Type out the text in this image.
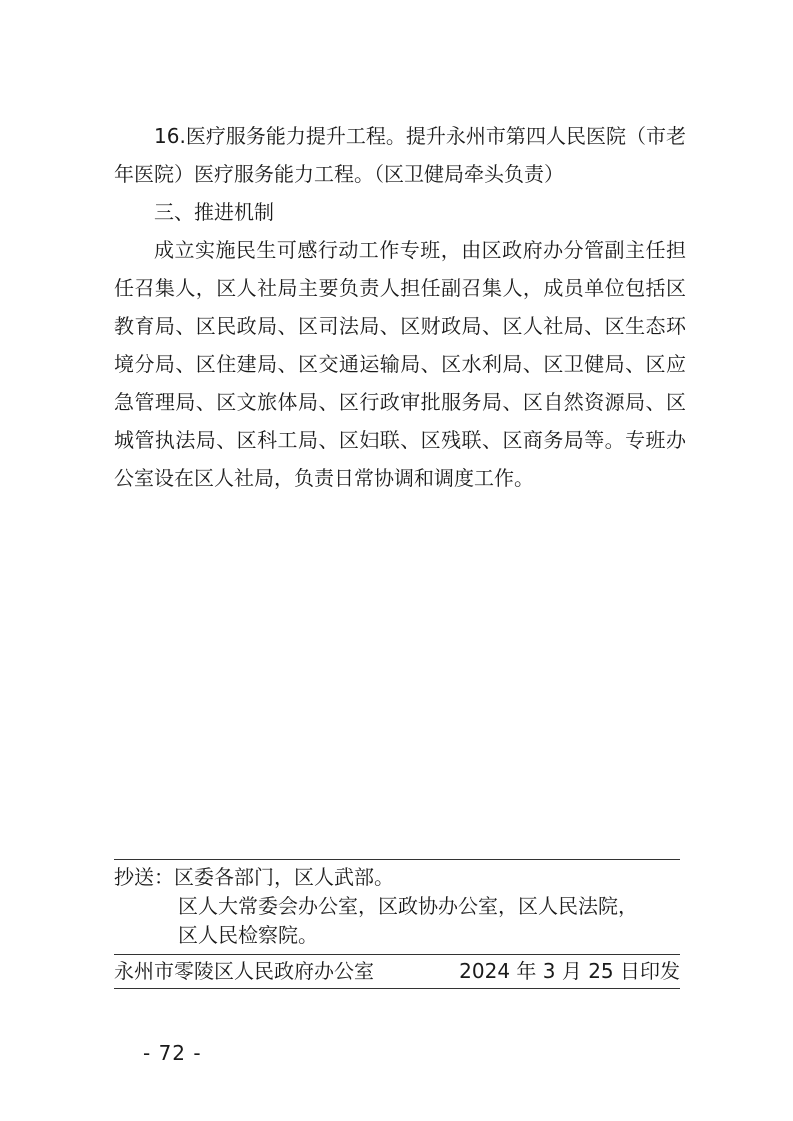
16.医疗服务能力提升工程。提升永州市第四人民医院（市老年医院）医疗服务能力工程。（区卫健局牵头负责）

三、推进机制

成立实施民生可感行动工作专班，由区政府办分管副主任担任召集人，区人社局主要负责人担任副召集人，成员单位包括区教育局、区民政局、区司法局、区财政局、区人社局、区生态环境分局、区住建局、区交通运输局、区水利局、区卫健局、区应急管理局、区文旅体局、区行政审批服务局、区自然资源局、区城管执法局、区科工局、区妇联、区残联、区商务局等。专班办公室设在区人社局，负责日常协调和调度工作。

抄送：区委各部门，区人武部。
区人大常委会办公室，区政协办公室，区人民法院，
区人民检察院。
永州市零陵区人民政府办公室	2024 年 3 月 25 日印发
- 72 -
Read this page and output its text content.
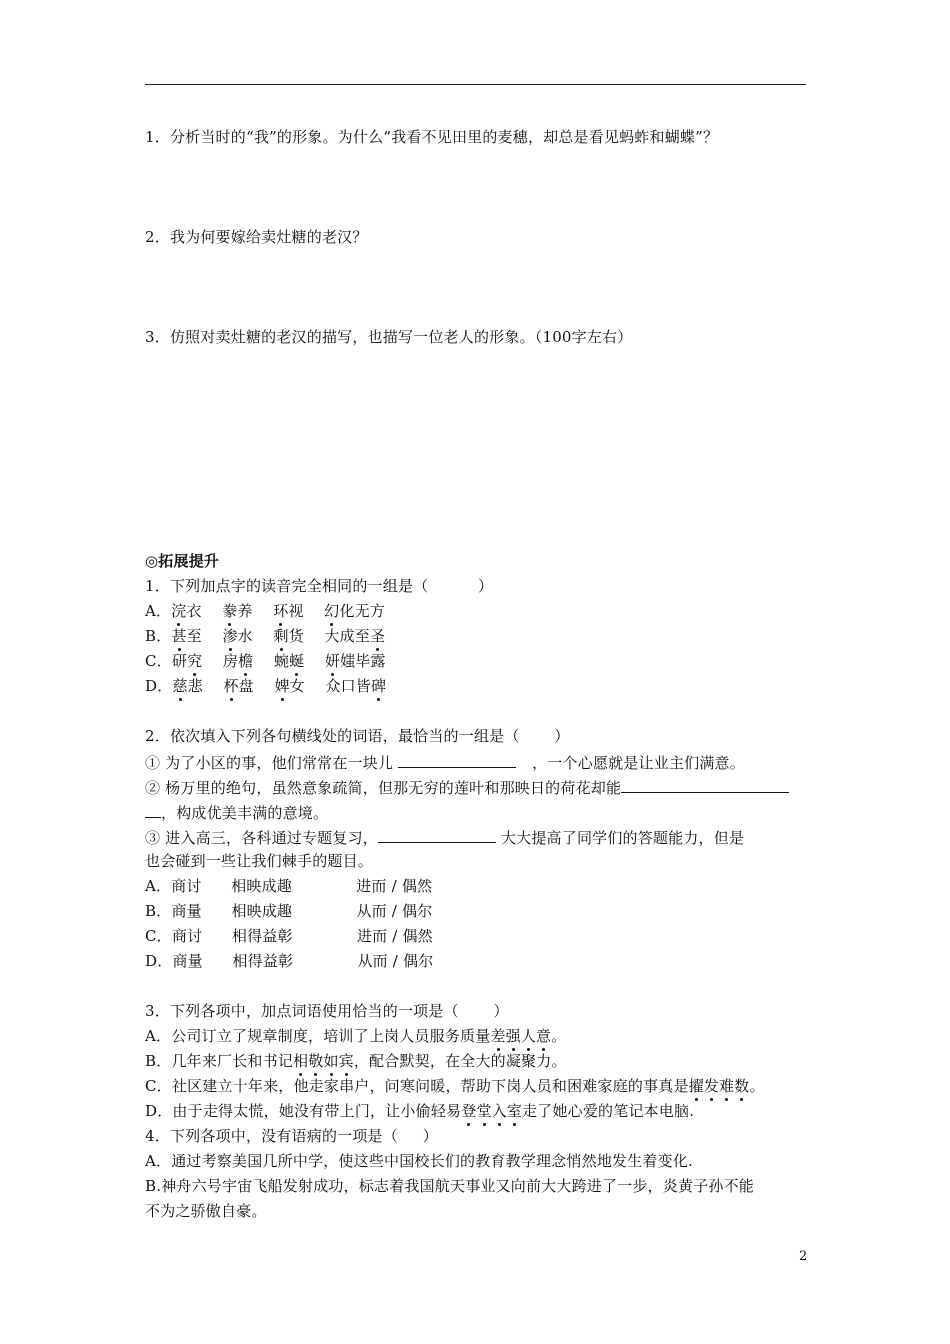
1．分析当时的“我”的形象。为什么“我看不见田里的麦穗，却总是看见蚂蚱和蝴蝶”？
2．我为何要嫁给卖灶糖的老汉？
3．仿照对卖灶糖的老汉的描写，也描写一位老人的形象。（100字左右）
◎拓展提升
1．下列加点字的读音完全相同的一组是（          ）
A．浣衣 豢养 环视 幻化无方
B．甚至 渗水 剩货 大成至圣
C．研究 房檐 蜿蜒 妍媸毕露
D．慈悲 杯盘 婢女 众口皆碑
2．依次填入下列各句横线处的词语，最恰当的一组是（       ）
① 为了小区的事，他们常常在一块儿	，一个心愿就是让业主们满意。
② 杨万里的绝句，虽然意象疏简，但那无穷的莲叶和那映日的荷花却能
，构成优美丰满的意境。
③ 进入高三，各科通过专题复习，	大大提高了同学们的答题能力，但是
也会碰到一些让我们棘手的题目。
A．商讨 相映成趣	进而 / 偶然
B．商量 相映成趣	从而 / 偶尔
C．商讨 相得益彰	进而 / 偶然
D．商量 相得益彰	从而 / 偶尔
3．下列各项中，加点词语使用恰当的一项是（       ）
A．公司订立了规章制度，培训了上岗人员服务质量差强人意。
B．几年来厂长和书记相敬如宾，配合默契，在全大的凝聚力。
C．社区建立十年来，他走家串户，问寒问暖，帮助下岗人员和困难家庭的事真是擢发难数。
D．由于走得太慌，她没有带上门，让小偷轻易登堂入室走了她心爱的笔记本电脑.
4．下列各项中，没有语病的一项是（     ）
A．通过考察美国几所中学，使这些中国校长们的教育教学理念悄然地发生着变化.
B.神舟六号宇宙飞船发射成功，标志着我国航天事业又向前大大跨进了一步，炎黄子孙不能
不为之骄傲自豪。
2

> [PROBLEM STATEMENT]: Drop the images and quote the entries word for word.

> [ANSWER FOR THIS EXERCISE]:
Type out the text in this image.
16.医疗服务能力提升工程。提升永州市第四人民医院（市老年医院）医疗服务能力工程。（区卫健局牵头负责）

三、推进机制

成立实施民生可感行动工作专班，由区政府办分管副主任担任召集人，区人社局主要负责人担任副召集人，成员单位包括区教育局、区民政局、区司法局、区财政局、区人社局、区生态环境分局、区住建局、区交通运输局、区水利局、区卫健局、区应急管理局、区文旅体局、区行政审批服务局、区自然资源局、区城管执法局、区科工局、区妇联、区残联、区商务局等。专班办公室设在区人社局，负责日常协调和调度工作。

抄送：区委各部门，区人武部。
区人大常委会办公室，区政协办公室，区人民法院，
区人民检察院。
永州市零陵区人民政府办公室	2024 年 3 月 25 日印发
- 72 -
Read this page and output its text content.
1．分析当时的“我”的形象。为什么“我看不见田里的麦穗，却总是看见蚂蚱和蝴蝶”？
2．我为何要嫁给卖灶糖的老汉？
3．仿照对卖灶糖的老汉的描写，也描写一位老人的形象。（100字左右）
◎拓展提升
1．下列加点字的读音完全相同的一组是（          ）
A．浣衣 豢养 环视 幻化无方
B．甚至 渗水 剩货 大成至圣
C．研究 房檐 蜿蜒 妍媸毕露
D．慈悲 杯盘 婢女 众口皆碑
2．依次填入下列各句横线处的词语，最恰当的一组是（       ）
① 为了小区的事，他们常常在一块儿	，一个心愿就是让业主们满意。
② 杨万里的绝句，虽然意象疏简，但那无穷的莲叶和那映日的荷花却能
，构成优美丰满的意境。
③ 进入高三，各科通过专题复习，	大大提高了同学们的答题能力，但是
也会碰到一些让我们棘手的题目。
A．商讨 相映成趣	进而 / 偶然
B．商量 相映成趣	从而 / 偶尔
C．商讨 相得益彰	进而 / 偶然
D．商量 相得益彰	从而 / 偶尔
3．下列各项中，加点词语使用恰当的一项是（       ）
A．公司订立了规章制度，培训了上岗人员服务质量差强人意。
B．几年来厂长和书记相敬如宾，配合默契，在全大的凝聚力。
C．社区建立十年来，他走家串户，问寒问暖，帮助下岗人员和困难家庭的事真是擢发难数。
D．由于走得太慌，她没有带上门，让小偷轻易登堂入室走了她心爱的笔记本电脑.
4．下列各项中，没有语病的一项是（     ）
A．通过考察美国几所中学，使这些中国校长们的教育教学理念悄然地发生着变化.
B.神舟六号宇宙飞船发射成功，标志着我国航天事业又向前大大跨进了一步，炎黄子孙不能
不为之骄傲自豪。
2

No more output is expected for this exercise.